**Aim of the task:** Review the material and extract every line in which the word "title" occurs.

☆ ☆ ☆ ☆

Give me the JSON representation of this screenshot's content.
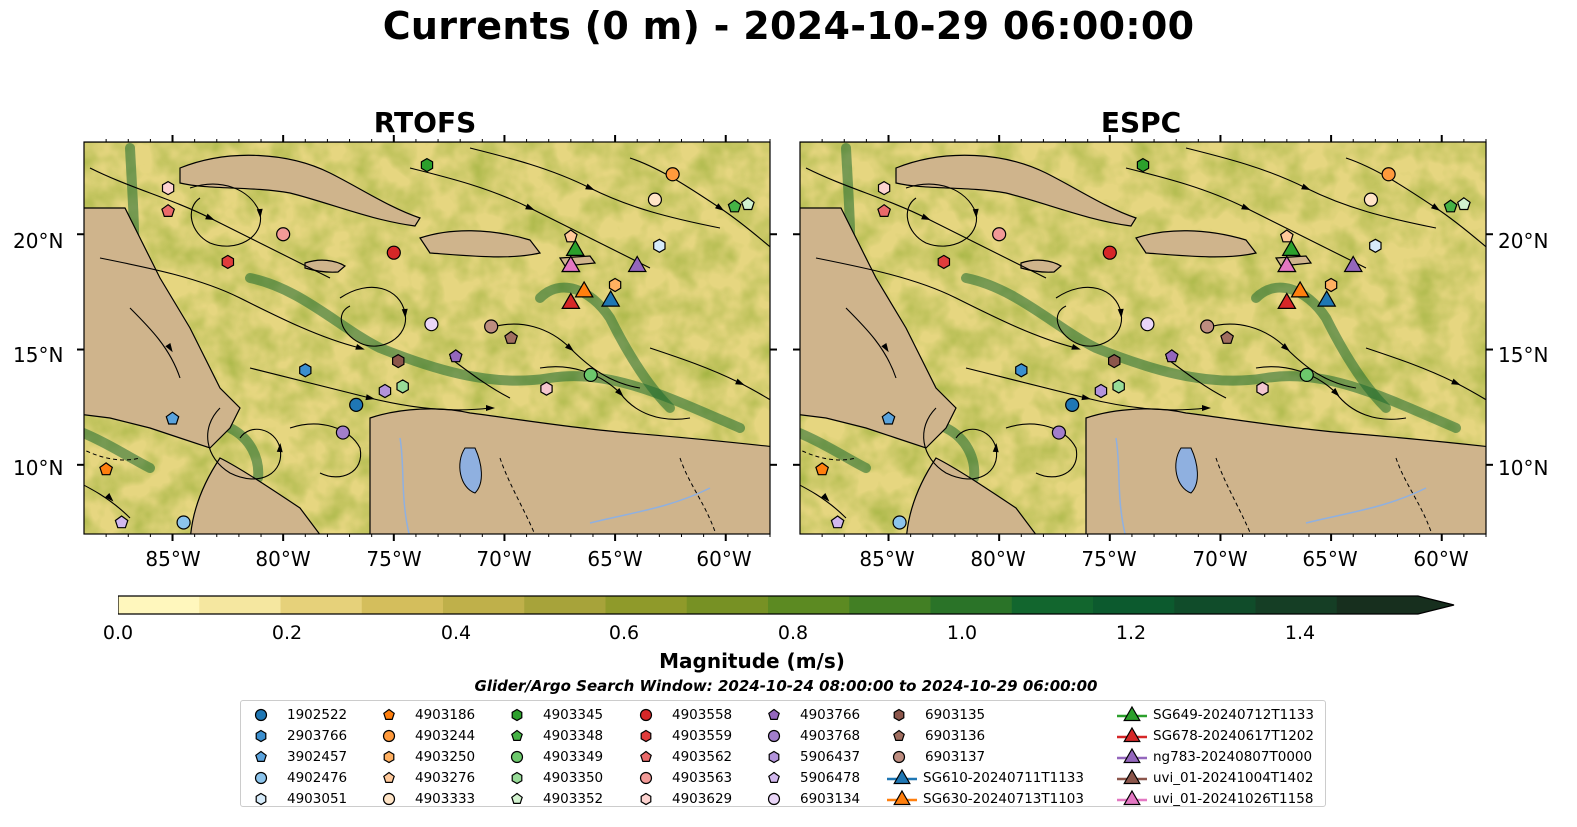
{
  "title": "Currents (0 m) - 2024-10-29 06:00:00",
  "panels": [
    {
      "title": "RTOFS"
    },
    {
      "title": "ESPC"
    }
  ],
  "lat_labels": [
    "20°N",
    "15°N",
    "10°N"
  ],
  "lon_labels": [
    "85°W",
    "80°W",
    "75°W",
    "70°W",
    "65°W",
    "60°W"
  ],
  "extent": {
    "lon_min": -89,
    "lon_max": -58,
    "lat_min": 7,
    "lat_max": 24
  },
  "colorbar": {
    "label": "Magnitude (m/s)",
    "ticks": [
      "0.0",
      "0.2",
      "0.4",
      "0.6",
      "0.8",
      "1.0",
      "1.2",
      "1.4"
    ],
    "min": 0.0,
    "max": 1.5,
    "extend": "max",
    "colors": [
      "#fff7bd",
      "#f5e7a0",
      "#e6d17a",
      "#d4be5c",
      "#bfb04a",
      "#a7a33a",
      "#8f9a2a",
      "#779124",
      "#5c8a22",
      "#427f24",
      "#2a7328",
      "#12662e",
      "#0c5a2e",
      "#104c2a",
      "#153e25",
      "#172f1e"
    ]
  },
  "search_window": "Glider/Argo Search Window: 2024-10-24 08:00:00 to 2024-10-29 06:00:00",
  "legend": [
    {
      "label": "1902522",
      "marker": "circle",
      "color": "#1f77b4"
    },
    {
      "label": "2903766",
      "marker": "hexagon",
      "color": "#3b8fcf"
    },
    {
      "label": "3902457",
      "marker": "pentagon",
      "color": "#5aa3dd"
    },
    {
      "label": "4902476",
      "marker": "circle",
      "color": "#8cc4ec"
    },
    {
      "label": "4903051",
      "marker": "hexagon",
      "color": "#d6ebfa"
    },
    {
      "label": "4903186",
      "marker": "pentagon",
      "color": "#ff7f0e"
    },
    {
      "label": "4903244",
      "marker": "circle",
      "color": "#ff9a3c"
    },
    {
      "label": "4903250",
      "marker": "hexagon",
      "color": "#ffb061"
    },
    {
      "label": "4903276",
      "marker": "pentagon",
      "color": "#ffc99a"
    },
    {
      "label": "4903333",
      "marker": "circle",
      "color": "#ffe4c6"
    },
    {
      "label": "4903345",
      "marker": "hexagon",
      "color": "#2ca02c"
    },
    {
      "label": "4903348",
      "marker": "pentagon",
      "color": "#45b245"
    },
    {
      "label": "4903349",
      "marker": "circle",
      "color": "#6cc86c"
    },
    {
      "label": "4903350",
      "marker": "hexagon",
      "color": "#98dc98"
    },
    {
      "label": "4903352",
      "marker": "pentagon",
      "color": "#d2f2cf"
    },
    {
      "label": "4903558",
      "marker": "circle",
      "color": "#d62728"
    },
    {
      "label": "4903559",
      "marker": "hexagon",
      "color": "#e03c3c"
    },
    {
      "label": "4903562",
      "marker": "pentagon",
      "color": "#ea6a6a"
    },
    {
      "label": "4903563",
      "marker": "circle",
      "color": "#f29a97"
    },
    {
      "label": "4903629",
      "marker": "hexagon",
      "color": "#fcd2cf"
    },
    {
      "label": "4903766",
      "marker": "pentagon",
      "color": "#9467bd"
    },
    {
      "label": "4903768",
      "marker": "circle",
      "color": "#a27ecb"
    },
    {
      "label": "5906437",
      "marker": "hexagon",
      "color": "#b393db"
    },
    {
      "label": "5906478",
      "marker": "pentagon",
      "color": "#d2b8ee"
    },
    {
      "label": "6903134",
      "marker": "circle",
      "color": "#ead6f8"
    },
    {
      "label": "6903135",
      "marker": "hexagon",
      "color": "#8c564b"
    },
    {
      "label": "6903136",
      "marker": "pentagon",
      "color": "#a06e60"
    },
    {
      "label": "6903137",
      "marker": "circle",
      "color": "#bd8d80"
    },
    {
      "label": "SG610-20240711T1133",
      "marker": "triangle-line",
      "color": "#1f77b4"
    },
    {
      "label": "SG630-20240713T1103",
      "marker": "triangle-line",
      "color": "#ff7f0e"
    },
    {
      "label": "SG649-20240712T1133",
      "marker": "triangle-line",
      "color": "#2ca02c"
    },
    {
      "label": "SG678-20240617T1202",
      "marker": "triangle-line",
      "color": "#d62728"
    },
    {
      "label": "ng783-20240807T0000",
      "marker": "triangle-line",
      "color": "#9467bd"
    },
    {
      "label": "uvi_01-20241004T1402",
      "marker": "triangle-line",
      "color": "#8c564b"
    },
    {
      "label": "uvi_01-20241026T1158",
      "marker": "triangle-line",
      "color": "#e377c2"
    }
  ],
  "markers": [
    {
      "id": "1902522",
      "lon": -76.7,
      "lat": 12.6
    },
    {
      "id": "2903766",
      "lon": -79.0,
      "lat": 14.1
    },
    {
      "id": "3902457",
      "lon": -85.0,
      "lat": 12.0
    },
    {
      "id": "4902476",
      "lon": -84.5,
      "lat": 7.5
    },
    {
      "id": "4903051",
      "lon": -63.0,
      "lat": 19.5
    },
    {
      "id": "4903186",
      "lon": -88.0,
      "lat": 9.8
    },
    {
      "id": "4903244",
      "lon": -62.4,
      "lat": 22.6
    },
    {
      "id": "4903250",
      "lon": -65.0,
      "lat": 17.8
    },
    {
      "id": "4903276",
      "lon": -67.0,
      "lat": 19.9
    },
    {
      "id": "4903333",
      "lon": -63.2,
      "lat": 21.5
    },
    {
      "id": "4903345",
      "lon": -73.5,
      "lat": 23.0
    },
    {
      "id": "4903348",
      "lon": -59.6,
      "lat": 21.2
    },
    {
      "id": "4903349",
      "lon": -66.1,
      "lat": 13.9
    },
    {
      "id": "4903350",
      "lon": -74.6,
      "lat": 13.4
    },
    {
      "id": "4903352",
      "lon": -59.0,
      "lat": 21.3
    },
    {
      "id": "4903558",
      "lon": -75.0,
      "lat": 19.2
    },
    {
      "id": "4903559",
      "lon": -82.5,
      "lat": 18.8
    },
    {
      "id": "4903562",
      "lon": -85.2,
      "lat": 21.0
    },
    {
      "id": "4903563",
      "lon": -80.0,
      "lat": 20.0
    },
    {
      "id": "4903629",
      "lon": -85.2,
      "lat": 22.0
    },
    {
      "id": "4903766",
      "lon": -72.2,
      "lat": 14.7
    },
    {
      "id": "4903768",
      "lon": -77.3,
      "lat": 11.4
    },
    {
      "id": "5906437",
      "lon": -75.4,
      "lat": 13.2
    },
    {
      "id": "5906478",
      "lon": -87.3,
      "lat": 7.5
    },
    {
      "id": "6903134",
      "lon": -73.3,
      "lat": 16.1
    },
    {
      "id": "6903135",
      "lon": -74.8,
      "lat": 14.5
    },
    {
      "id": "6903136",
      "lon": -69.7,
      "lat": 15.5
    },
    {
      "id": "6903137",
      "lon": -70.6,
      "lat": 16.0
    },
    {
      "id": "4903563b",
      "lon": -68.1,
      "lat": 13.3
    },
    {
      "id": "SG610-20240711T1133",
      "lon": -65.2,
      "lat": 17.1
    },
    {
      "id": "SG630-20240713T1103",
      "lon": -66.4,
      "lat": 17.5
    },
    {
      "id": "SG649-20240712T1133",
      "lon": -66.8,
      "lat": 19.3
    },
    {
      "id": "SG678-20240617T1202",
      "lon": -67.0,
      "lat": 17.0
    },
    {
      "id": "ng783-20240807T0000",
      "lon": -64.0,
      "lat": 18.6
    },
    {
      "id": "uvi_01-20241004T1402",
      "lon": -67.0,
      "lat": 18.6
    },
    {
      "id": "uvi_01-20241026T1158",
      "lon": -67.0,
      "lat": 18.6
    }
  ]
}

☆ ☆ ☆ ☆

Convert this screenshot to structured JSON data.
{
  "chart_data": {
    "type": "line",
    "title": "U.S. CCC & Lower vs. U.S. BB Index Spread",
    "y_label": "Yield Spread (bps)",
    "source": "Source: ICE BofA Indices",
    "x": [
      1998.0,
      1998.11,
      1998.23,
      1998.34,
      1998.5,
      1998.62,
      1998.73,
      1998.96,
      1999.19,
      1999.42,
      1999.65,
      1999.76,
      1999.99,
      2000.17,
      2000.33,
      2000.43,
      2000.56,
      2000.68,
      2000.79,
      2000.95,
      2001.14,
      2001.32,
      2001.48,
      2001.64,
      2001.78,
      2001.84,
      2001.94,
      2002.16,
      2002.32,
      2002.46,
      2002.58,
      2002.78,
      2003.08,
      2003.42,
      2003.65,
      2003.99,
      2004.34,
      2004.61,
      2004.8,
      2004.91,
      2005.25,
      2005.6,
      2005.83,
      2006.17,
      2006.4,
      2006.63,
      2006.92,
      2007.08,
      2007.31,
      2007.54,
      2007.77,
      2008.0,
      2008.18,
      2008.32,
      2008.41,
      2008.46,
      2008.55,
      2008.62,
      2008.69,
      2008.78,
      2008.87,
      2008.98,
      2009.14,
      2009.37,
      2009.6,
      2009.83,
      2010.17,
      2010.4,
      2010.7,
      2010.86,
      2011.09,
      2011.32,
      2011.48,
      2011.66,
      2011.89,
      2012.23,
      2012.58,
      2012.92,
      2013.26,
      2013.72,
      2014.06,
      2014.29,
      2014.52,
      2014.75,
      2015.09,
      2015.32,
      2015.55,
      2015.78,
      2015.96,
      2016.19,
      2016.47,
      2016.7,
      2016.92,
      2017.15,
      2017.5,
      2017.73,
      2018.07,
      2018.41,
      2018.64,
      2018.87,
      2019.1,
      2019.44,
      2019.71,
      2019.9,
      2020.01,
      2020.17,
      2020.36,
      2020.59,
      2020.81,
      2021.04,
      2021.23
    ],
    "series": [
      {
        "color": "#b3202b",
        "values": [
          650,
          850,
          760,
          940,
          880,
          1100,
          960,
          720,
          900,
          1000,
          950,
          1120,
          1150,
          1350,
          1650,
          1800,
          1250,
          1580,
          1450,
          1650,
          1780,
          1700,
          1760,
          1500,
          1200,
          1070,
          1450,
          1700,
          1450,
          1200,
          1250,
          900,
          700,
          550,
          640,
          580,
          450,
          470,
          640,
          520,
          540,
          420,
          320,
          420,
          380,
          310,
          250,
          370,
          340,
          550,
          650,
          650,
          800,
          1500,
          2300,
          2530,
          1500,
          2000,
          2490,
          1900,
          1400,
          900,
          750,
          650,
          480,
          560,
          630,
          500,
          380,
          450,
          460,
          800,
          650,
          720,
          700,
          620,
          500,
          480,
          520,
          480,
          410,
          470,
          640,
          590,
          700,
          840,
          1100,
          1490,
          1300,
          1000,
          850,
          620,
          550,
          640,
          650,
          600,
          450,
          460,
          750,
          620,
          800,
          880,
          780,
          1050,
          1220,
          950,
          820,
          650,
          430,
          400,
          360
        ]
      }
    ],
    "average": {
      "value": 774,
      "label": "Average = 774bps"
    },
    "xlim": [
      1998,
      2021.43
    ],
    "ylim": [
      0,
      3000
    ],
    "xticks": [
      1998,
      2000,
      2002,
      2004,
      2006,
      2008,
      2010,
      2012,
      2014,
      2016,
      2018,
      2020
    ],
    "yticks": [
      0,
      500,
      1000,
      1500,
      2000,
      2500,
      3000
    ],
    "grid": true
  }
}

☆ ☆ ☆ ☆

**Expected answer:**
  "title": "Currents (0 m) - 2024-10-29 06:00:00",
      "title": "RTOFS"
      "title": "ESPC"
    "title": "U.S. CCC & Lower vs. U.S. BB Index Spread",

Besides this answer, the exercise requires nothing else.